__YOUR OBJECTIVE__
Select and reproduce each line of the listing below that bears the string "title".

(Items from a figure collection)
--------------------------------------------------
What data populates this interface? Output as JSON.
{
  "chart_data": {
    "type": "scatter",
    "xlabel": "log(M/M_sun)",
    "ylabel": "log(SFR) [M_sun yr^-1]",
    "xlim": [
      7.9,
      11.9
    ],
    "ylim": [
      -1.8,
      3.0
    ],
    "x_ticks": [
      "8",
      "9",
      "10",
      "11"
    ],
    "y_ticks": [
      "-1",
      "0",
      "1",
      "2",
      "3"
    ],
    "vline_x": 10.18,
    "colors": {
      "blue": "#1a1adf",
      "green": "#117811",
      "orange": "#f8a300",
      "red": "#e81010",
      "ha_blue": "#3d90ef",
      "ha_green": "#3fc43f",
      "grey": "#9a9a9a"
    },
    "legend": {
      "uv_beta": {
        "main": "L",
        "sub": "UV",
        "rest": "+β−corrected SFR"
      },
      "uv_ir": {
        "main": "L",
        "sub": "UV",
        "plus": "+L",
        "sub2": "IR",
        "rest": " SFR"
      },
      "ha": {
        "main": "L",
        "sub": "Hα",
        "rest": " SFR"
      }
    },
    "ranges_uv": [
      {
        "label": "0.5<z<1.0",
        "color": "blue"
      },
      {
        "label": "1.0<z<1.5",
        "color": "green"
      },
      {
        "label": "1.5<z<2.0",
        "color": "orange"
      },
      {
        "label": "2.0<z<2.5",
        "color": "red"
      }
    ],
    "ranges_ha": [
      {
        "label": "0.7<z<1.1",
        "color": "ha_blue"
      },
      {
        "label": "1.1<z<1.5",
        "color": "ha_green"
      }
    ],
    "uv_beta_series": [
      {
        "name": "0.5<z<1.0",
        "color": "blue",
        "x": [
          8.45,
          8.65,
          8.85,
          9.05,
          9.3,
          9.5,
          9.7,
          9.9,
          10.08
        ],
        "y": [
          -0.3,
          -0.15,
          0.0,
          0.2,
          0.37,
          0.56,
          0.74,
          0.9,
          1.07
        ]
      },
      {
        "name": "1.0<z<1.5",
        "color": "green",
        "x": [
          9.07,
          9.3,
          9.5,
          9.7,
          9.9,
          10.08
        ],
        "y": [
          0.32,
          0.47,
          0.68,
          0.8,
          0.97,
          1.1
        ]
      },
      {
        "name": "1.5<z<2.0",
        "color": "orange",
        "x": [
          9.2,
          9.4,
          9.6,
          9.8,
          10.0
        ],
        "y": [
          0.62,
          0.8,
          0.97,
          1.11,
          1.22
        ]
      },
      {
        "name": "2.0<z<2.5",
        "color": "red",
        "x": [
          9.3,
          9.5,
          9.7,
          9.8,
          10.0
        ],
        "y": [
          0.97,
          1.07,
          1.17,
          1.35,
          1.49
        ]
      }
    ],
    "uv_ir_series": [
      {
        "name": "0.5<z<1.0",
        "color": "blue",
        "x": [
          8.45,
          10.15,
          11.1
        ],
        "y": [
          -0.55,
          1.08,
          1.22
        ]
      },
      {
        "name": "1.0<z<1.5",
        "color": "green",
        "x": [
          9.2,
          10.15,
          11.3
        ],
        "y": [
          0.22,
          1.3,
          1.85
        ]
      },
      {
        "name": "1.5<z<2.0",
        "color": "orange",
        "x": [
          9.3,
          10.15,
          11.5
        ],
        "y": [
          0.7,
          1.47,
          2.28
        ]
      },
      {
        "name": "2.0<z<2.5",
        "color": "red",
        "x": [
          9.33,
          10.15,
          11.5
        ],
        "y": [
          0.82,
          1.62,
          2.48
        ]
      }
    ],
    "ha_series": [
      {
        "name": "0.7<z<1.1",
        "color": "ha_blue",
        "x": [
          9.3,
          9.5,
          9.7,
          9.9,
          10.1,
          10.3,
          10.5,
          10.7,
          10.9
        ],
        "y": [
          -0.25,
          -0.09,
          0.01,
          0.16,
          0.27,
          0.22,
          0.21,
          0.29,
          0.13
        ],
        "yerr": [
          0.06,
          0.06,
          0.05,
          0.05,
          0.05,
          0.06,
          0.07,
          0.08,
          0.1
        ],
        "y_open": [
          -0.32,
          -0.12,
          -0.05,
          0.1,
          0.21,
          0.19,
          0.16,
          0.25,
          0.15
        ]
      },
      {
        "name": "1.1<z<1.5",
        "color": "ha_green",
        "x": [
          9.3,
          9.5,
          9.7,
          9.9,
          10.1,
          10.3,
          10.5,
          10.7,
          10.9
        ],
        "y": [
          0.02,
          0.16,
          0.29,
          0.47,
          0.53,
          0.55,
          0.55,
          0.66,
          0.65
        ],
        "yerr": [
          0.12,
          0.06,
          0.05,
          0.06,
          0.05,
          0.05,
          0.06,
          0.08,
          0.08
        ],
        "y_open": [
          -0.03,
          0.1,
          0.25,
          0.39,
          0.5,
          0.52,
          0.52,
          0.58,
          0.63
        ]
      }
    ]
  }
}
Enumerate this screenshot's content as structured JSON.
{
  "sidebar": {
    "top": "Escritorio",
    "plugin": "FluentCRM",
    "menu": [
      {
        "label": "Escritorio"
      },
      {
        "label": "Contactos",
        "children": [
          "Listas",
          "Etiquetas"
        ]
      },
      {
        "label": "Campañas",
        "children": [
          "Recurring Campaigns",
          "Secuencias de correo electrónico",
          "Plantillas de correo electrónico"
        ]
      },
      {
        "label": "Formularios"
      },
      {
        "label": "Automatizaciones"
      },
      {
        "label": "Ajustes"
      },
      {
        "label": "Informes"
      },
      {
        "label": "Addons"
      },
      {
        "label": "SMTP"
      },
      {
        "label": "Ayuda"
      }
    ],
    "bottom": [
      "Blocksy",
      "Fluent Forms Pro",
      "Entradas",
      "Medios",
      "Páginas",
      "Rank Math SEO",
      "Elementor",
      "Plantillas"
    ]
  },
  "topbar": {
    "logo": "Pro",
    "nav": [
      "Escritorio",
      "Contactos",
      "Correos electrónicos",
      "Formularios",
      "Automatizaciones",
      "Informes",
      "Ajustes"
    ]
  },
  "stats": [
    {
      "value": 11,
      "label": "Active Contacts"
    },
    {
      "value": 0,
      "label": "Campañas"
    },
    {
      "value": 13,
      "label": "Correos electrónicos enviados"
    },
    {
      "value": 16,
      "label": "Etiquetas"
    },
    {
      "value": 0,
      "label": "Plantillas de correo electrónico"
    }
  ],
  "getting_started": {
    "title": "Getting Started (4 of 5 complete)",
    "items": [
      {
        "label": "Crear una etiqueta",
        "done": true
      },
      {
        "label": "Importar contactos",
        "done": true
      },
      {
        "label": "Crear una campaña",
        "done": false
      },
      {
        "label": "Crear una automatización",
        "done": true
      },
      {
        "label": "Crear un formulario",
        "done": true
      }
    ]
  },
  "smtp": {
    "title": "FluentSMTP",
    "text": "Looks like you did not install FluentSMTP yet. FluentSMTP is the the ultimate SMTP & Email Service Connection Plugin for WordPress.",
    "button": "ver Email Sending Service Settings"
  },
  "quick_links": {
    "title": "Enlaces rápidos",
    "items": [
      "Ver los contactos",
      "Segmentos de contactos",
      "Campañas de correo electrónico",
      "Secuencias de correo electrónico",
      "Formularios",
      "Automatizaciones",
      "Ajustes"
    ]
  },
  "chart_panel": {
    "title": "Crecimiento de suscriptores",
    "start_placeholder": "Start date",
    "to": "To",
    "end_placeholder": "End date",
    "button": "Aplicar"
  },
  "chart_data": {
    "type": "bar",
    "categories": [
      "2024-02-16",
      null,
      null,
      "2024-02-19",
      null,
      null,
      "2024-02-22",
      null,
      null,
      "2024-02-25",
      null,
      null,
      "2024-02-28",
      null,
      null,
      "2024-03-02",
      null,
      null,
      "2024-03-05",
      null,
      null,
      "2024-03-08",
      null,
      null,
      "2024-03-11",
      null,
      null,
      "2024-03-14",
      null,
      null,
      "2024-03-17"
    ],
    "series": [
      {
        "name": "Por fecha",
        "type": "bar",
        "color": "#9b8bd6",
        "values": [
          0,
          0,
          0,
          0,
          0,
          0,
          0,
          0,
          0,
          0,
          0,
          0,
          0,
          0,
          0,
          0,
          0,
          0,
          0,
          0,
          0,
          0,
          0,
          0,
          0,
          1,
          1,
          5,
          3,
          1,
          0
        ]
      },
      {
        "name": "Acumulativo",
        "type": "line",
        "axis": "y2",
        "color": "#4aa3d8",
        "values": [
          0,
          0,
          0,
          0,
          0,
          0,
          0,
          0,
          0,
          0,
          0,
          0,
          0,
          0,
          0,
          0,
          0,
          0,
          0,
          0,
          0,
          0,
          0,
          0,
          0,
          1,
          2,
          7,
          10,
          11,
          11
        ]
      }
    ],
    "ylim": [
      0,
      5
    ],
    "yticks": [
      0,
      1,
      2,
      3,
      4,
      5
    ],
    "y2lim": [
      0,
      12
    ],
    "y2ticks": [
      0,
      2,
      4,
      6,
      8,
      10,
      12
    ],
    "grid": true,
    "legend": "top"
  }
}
--------------------------------------------------
__RESPONSE TO THIS EXERCISE__
    "title": "Getting Started (4 of 5 complete)",
    "title": "FluentSMTP",
    "title": "Enlaces rápidos",
    "title": "Crecimiento de suscriptores",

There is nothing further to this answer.